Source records

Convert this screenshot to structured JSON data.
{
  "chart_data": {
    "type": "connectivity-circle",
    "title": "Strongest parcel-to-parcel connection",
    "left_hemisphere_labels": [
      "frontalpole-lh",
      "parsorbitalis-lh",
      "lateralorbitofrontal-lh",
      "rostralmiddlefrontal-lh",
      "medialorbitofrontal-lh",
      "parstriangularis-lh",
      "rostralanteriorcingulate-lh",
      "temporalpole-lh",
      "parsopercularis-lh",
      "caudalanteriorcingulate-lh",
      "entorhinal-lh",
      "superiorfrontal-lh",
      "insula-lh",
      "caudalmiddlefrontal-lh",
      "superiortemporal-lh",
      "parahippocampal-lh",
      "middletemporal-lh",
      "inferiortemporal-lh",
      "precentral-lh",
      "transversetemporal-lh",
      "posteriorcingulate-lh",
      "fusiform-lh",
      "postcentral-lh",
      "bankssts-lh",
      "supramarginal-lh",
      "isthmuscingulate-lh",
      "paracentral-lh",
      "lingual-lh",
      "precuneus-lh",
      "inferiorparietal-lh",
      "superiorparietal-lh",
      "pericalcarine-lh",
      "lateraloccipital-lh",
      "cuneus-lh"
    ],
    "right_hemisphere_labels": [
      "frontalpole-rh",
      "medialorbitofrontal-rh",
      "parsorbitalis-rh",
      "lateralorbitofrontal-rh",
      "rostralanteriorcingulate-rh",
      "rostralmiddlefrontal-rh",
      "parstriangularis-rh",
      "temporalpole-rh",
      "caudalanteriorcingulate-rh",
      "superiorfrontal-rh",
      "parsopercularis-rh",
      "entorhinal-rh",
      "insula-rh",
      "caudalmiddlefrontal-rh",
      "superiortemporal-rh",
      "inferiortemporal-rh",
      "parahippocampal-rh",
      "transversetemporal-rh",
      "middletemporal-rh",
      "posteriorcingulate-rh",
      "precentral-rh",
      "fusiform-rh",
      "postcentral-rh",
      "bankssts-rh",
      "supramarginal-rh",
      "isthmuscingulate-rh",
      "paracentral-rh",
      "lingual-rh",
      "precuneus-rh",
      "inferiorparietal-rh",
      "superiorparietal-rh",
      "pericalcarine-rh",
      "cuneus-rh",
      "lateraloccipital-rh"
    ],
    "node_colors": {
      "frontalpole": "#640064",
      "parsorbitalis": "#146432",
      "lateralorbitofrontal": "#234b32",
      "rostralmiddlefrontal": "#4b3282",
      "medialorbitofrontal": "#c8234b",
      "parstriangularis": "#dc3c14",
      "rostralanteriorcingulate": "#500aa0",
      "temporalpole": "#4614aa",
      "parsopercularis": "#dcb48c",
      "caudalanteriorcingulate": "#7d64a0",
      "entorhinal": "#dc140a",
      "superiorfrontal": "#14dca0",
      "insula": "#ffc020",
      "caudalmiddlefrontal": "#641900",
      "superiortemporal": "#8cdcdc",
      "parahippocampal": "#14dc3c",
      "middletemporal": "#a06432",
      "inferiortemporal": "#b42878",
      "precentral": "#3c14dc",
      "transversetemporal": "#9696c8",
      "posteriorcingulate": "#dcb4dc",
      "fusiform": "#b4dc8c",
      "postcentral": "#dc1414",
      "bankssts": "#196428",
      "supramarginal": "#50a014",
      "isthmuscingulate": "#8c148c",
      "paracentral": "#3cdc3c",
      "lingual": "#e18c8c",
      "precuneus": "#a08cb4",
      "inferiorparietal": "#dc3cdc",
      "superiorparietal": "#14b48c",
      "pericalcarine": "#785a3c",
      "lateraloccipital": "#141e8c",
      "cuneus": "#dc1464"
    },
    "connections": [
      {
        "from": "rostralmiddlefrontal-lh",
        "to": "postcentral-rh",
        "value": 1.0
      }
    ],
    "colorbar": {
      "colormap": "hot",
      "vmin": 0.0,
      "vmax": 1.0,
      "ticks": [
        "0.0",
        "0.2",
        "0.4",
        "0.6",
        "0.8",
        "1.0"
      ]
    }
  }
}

» **EXERCISE INSTRUCTIONS**:
Output all preceding records character for character.

» **SOLUTION FOR THIS PROBLEM**:
Convert this screenshot to structured JSON data.
{
  "chart_data": {
    "type": "connectivity-circle",
    "title": "Strongest parcel-to-parcel connection",
    "left_hemisphere_labels": [
      "frontalpole-lh",
      "parsorbitalis-lh",
      "lateralorbitofrontal-lh",
      "rostralmiddlefrontal-lh",
      "medialorbitofrontal-lh",
      "parstriangularis-lh",
      "rostralanteriorcingulate-lh",
      "temporalpole-lh",
      "parsopercularis-lh",
      "caudalanteriorcingulate-lh",
      "entorhinal-lh",
      "superiorfrontal-lh",
      "insula-lh",
      "caudalmiddlefrontal-lh",
      "superiortemporal-lh",
      "parahippocampal-lh",
      "middletemporal-lh",
      "inferiortemporal-lh",
      "precentral-lh",
      "transversetemporal-lh",
      "posteriorcingulate-lh",
      "fusiform-lh",
      "postcentral-lh",
      "bankssts-lh",
      "supramarginal-lh",
      "isthmuscingulate-lh",
      "paracentral-lh",
      "lingual-lh",
      "precuneus-lh",
      "inferiorparietal-lh",
      "superiorparietal-lh",
      "pericalcarine-lh",
      "lateraloccipital-lh",
      "cuneus-lh"
    ],
    "right_hemisphere_labels": [
      "frontalpole-rh",
      "medialorbitofrontal-rh",
      "parsorbitalis-rh",
      "lateralorbitofrontal-rh",
      "rostralanteriorcingulate-rh",
      "rostralmiddlefrontal-rh",
      "parstriangularis-rh",
      "temporalpole-rh",
      "caudalanteriorcingulate-rh",
      "superiorfrontal-rh",
      "parsopercularis-rh",
      "entorhinal-rh",
      "insula-rh",
      "caudalmiddlefrontal-rh",
      "superiortemporal-rh",
      "inferiortemporal-rh",
      "parahippocampal-rh",
      "transversetemporal-rh",
      "middletemporal-rh",
      "posteriorcingulate-rh",
      "precentral-rh",
      "fusiform-rh",
      "postcentral-rh",
      "bankssts-rh",
      "supramarginal-rh",
      "isthmuscingulate-rh",
      "paracentral-rh",
      "lingual-rh",
      "precuneus-rh",
      "inferiorparietal-rh",
      "superiorparietal-rh",
      "pericalcarine-rh",
      "cuneus-rh",
      "lateraloccipital-rh"
    ],
    "node_colors": {
      "frontalpole": "#640064",
      "parsorbitalis": "#146432",
      "lateralorbitofrontal": "#234b32",
      "rostralmiddlefrontal": "#4b3282",
      "medialorbitofrontal": "#c8234b",
      "parstriangularis": "#dc3c14",
      "rostralanteriorcingulate": "#500aa0",
      "temporalpole": "#4614aa",
      "parsopercularis": "#dcb48c",
      "caudalanteriorcingulate": "#7d64a0",
      "entorhinal": "#dc140a",
      "superiorfrontal": "#14dca0",
      "insula": "#ffc020",
      "caudalmiddlefrontal": "#641900",
      "superiortemporal": "#8cdcdc",
      "parahippocampal": "#14dc3c",
      "middletemporal": "#a06432",
      "inferiortemporal": "#b42878",
      "precentral": "#3c14dc",
      "transversetemporal": "#9696c8",
      "posteriorcingulate": "#dcb4dc",
      "fusiform": "#b4dc8c",
      "postcentral": "#dc1414",
      "bankssts": "#196428",
      "supramarginal": "#50a014",
      "isthmuscingulate": "#8c148c",
      "paracentral": "#3cdc3c",
      "lingual": "#e18c8c",
      "precuneus": "#a08cb4",
      "inferiorparietal": "#dc3cdc",
      "superiorparietal": "#14b48c",
      "pericalcarine": "#785a3c",
      "lateraloccipital": "#141e8c",
      "cuneus": "#dc1464"
    },
    "connections": [
      {
        "from": "rostralmiddlefrontal-lh",
        "to": "postcentral-rh",
        "value": 1.0
      }
    ],
    "colorbar": {
      "colormap": "hot",
      "vmin": 0.0,
      "vmax": 1.0,
      "ticks": [
        "0.0",
        "0.2",
        "0.4",
        "0.6",
        "0.8",
        "1.0"
      ]
    }
  }
}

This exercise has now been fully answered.